- _WHAT IS ASKED_
The required output is the exact sequence of lines from the line holding "Type out the text in this image." to the end of the records, inclusive.

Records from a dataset

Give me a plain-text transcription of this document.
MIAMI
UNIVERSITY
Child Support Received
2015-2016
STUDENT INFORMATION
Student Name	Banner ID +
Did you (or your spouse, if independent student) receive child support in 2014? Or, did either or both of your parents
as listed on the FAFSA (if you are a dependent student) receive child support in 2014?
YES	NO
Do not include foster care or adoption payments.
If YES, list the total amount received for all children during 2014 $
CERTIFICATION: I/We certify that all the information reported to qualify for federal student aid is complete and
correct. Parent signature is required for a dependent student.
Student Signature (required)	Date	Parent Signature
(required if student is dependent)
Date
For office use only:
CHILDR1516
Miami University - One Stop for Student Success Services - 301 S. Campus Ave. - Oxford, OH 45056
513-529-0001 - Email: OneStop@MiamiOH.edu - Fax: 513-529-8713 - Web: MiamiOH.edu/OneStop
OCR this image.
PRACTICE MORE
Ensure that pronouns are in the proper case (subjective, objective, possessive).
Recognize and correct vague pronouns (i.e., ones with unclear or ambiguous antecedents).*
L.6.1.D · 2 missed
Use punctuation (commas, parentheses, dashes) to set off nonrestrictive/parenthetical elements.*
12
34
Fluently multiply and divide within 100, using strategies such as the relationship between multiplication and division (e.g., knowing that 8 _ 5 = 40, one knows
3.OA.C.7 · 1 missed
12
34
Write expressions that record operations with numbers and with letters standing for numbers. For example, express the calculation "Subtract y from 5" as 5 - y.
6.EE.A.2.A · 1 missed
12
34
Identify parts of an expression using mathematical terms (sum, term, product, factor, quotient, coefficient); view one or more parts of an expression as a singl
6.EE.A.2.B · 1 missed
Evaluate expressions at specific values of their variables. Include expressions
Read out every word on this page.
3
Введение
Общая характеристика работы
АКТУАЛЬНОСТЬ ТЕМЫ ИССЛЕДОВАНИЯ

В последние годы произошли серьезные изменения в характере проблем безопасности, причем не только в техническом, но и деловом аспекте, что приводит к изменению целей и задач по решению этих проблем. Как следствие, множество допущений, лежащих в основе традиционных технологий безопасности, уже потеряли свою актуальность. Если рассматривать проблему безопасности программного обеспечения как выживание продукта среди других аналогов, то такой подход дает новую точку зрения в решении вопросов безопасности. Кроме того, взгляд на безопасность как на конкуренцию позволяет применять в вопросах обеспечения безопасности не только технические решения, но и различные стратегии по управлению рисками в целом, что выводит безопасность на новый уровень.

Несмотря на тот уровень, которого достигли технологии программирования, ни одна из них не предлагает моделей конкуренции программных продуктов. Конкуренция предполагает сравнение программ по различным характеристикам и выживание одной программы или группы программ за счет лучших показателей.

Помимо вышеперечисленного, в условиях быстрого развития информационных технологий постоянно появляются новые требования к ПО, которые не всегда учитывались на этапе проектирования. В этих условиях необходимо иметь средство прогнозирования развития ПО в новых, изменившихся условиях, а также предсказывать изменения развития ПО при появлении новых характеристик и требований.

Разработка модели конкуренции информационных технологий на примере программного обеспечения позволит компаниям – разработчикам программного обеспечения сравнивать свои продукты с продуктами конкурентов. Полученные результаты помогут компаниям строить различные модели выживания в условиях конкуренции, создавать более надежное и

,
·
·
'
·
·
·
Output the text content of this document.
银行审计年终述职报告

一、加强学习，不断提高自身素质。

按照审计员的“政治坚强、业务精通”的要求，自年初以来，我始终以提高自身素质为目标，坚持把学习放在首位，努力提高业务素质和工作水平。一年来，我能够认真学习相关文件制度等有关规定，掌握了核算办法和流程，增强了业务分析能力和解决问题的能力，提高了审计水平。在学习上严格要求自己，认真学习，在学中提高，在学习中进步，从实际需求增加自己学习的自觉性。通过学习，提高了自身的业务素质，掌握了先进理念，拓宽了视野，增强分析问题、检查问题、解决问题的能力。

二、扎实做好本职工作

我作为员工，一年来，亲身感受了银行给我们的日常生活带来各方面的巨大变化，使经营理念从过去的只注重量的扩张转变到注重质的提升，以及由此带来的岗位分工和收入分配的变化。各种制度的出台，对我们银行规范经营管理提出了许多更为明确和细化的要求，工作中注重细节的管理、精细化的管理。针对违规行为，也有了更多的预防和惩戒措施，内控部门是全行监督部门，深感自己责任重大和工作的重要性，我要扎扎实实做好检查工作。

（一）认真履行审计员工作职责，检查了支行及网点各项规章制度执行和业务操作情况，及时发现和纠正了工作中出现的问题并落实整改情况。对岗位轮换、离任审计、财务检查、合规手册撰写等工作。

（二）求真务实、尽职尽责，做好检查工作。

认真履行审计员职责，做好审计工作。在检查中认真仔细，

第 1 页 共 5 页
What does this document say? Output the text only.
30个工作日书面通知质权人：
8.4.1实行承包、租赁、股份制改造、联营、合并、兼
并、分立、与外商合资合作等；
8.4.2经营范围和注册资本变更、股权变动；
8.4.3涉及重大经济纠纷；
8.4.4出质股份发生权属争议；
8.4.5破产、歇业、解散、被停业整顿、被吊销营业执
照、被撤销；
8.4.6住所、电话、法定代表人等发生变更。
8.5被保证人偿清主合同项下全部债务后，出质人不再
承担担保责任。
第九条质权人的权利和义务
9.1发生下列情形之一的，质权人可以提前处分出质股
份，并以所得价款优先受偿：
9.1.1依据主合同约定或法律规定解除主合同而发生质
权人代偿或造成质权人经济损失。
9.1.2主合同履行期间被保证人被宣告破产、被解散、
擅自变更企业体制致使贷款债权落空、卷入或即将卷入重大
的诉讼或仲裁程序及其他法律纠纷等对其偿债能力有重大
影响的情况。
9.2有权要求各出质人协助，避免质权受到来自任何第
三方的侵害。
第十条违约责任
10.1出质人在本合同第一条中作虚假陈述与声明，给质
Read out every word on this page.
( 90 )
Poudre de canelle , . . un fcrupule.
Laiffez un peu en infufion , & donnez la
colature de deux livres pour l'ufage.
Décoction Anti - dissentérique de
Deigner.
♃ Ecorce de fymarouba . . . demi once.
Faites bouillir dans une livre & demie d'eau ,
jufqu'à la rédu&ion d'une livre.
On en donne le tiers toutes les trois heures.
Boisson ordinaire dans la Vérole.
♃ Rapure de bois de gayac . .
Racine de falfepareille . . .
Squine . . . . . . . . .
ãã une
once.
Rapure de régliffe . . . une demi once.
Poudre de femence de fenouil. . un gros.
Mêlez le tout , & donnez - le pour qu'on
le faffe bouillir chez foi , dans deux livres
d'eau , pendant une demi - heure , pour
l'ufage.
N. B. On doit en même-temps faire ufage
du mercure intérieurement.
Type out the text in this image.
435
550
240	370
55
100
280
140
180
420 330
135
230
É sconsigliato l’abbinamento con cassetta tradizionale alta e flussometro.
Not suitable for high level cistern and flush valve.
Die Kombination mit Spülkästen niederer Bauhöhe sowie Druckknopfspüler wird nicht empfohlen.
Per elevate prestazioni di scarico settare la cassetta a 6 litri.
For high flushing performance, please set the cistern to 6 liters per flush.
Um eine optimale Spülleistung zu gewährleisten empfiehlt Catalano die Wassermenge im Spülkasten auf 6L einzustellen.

- _ANSWER TO THE TASK_
Type out the text in this image.
435
550
240	370
55
100
280
140
180
420 330
135
230
É sconsigliato l’abbinamento con cassetta tradizionale alta e flussometro.
Not suitable for high level cistern and flush valve.
Die Kombination mit Spülkästen niederer Bauhöhe sowie Druckknopfspüler wird nicht empfohlen.
Per elevate prestazioni di scarico settare la cassetta a 6 litri.
For high flushing performance, please set the cistern to 6 liters per flush.
Um eine optimale Spülleistung zu gewährleisten empfiehlt Catalano die Wassermenge im Spülkasten auf 6L einzustellen.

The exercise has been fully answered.